- Provided text -
____________________

As always, 30 frames per second is the target frame-rate for Assassin’s Creed (the exception being the non-patched on-disk code for Unity – this runs at an unlocked frame-rate, which we’re looking forward to testing on Xbox One X!). By and large, the dynamic scaler does its work well here, ensuring consistent, level performance for a lot of the experience, with no frame-pacing issues. However, it’s by no means a completely clean bill of health.
Regardless of system, frame-rate can buckle a touch in heavier scenes – stutter intrudes as the solid 30fps line is broken whether it’s down to foliage, NPC count, or just general detail. Frame-rates remain in the high 20s for the most part, so it’s hardly a deal breaker, but it occurs frequently enough to warrant a further optimisation push. In terms of PS4 vs Pro, both systems can often drop frames in similar scenarios, but in the heaviest scenes – lots of draw distance, plenty of foliage and an abundance in NPCs – the Pro does seem better equipped to keep you closer to the 30fps target. The fact it can’t lock to the target throughout is a little disappointing though.
Cutscenes are an area that really let the game down. Performance tanks in many engine-driven cinematics, resulting in a wobbly 20-25fps readout regardless of the PlayStation hardware you’re using. In some scenes, PS4 Pro is slightly faster, but across the sample of scenes we tested, the base hardware seemed to have a small advantage – but in all honesty, neither PlayStation acquits itself well here. Gameplay is where it matters though, and in this respect, while both PS4s are similar, the Pro seems better equipped to handle the harder scenes.
It’s early days with Xbox One testing – we’ve literally only had a couple of hours to run through gameplay, pick out some stills and run a few clips through our performance analysis tools. However, initial results suggest that the base Microsoft hardware doesn’t quite match its PlayStation 4 equivalent. Whether it’s in matched gameplay or in those troublesome cutscenes, Xbox One is 1-2fps behind PlayStation 4 in areas where the Sony console can’t hit its performance target.

____________________

- Supplied data -
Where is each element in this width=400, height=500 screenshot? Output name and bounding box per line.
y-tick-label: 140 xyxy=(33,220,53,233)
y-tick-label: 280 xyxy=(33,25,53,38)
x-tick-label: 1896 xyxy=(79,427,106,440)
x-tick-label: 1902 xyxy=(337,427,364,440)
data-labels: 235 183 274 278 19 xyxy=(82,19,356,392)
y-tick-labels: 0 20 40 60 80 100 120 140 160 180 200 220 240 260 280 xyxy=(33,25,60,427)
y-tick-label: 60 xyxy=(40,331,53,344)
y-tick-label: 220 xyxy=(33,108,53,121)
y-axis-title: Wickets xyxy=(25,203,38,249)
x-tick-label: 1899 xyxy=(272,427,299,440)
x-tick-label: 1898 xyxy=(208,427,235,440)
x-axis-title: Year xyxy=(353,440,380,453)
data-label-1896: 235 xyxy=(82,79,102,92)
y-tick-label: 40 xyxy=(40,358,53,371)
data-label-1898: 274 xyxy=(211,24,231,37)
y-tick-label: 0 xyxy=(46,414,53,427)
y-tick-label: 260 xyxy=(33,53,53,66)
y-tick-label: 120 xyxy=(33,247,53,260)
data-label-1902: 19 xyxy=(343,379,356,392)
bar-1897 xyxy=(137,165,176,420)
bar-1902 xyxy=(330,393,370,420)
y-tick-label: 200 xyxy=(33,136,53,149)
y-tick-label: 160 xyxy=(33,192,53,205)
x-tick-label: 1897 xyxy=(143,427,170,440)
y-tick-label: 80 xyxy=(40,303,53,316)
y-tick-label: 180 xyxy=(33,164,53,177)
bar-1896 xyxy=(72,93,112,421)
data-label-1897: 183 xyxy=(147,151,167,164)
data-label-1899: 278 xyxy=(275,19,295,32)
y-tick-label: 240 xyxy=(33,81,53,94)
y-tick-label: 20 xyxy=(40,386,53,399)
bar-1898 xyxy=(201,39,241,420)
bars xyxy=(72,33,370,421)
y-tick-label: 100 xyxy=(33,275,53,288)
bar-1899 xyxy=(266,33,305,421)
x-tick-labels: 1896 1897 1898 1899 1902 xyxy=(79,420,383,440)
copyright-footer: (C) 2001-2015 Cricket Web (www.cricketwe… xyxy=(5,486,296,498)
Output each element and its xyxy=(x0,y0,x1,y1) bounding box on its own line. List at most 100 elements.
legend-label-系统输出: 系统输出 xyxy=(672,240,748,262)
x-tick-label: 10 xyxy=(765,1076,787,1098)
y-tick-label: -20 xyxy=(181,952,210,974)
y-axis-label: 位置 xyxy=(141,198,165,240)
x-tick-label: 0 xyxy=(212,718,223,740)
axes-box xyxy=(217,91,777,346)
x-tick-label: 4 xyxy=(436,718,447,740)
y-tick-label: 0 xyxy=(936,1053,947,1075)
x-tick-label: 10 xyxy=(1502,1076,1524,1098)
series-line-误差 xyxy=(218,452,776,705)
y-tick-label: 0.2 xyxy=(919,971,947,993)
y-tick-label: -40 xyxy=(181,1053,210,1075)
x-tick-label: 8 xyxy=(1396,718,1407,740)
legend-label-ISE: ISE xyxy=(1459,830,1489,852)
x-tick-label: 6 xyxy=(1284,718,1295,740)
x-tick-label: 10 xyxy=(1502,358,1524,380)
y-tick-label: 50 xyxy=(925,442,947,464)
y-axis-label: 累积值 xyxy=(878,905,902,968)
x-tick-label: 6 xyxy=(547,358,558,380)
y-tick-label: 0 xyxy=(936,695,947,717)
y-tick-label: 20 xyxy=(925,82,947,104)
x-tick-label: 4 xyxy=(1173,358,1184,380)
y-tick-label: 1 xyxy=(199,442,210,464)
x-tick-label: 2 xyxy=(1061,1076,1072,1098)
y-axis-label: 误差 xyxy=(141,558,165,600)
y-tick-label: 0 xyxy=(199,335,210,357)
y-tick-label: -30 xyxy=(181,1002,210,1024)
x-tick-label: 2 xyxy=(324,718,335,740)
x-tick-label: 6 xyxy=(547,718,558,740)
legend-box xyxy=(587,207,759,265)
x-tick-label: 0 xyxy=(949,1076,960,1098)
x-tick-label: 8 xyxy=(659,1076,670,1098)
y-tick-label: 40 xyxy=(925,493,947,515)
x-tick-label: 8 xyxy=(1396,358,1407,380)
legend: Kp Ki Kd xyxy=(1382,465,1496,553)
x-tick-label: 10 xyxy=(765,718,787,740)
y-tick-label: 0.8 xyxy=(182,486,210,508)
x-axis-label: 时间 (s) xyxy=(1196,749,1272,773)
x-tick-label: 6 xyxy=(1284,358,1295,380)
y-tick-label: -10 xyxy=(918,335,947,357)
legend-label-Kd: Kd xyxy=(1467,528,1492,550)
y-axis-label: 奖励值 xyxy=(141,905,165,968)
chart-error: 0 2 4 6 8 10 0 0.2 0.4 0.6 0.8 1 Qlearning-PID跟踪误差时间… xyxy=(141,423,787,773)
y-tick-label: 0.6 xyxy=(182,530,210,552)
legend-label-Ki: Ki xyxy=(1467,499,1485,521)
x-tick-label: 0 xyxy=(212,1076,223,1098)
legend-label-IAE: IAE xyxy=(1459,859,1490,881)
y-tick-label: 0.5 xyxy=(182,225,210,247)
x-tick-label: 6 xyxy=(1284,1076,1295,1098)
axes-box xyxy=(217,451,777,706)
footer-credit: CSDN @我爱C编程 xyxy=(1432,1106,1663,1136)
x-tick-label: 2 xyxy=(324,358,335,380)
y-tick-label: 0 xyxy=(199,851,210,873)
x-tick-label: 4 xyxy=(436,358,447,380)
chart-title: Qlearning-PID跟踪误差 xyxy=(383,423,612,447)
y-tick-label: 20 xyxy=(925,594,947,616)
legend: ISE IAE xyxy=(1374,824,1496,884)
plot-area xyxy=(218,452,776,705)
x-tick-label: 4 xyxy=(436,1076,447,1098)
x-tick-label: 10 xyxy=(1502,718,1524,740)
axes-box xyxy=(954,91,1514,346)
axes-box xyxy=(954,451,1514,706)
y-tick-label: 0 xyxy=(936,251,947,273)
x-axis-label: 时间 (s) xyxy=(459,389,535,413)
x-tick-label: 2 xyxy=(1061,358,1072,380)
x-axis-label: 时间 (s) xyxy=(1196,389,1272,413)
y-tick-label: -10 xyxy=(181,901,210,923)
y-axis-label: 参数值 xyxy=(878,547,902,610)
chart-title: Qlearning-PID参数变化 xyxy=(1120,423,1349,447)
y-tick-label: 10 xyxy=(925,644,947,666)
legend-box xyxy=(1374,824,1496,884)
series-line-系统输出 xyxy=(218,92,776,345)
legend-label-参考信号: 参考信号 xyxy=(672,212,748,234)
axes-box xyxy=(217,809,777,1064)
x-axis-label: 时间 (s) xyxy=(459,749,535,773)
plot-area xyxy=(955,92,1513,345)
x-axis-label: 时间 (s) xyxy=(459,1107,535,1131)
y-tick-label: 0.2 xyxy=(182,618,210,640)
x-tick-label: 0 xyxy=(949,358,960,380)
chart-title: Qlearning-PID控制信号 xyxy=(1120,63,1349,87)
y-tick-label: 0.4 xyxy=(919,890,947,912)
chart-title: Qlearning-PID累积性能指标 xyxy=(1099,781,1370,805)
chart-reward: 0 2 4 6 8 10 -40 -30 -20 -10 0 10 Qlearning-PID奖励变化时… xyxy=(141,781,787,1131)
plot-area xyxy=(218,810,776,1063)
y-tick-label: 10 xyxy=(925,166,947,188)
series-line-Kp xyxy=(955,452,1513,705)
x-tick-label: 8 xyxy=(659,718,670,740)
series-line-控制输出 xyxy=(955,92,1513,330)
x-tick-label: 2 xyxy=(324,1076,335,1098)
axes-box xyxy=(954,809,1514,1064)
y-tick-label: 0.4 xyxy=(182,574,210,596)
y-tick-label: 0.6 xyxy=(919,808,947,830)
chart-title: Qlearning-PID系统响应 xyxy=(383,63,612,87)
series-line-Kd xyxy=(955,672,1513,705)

____________________

- List of tasks -
1 > Answer these from the Assassin's Creed performance text:
(a) What frame-rate is the usual target for Assassin's Creed?
(b) What frame-rate readout do many engine-driven cinematics drop to?
(c) In areas where the Sony console misses its performance target, how far behind PlayStation 4 is Xbox One?
2 > Copy out the part of the Assassin's Creed performance text that opens with the words containing "Cutscenes are an" and closes with "the harder scenes.", keeping every word and mark unchanged.
You won't need the entries for any of this work.

- Expected results -
1 >
(a) 30 frames per second
(b) A wobbly 20-25fps
(c) 1-2fps

2 >
Cutscenes are an area that really let the game down. Performance tanks in many engine-driven cinematics, resulting in a wobbly 20-25fps readout regardless of the PlayStation hardware you’re using. In some scenes, PS4 Pro is slightly faster, but across the sample of scenes we tested, the base hardware seemed to have a small advantage – but in all honesty, neither PlayStation acquits itself well here. Gameplay is where it matters though, and in this respect, while both PS4s are similar, the Pro seems better equipped to handle the harder scenes.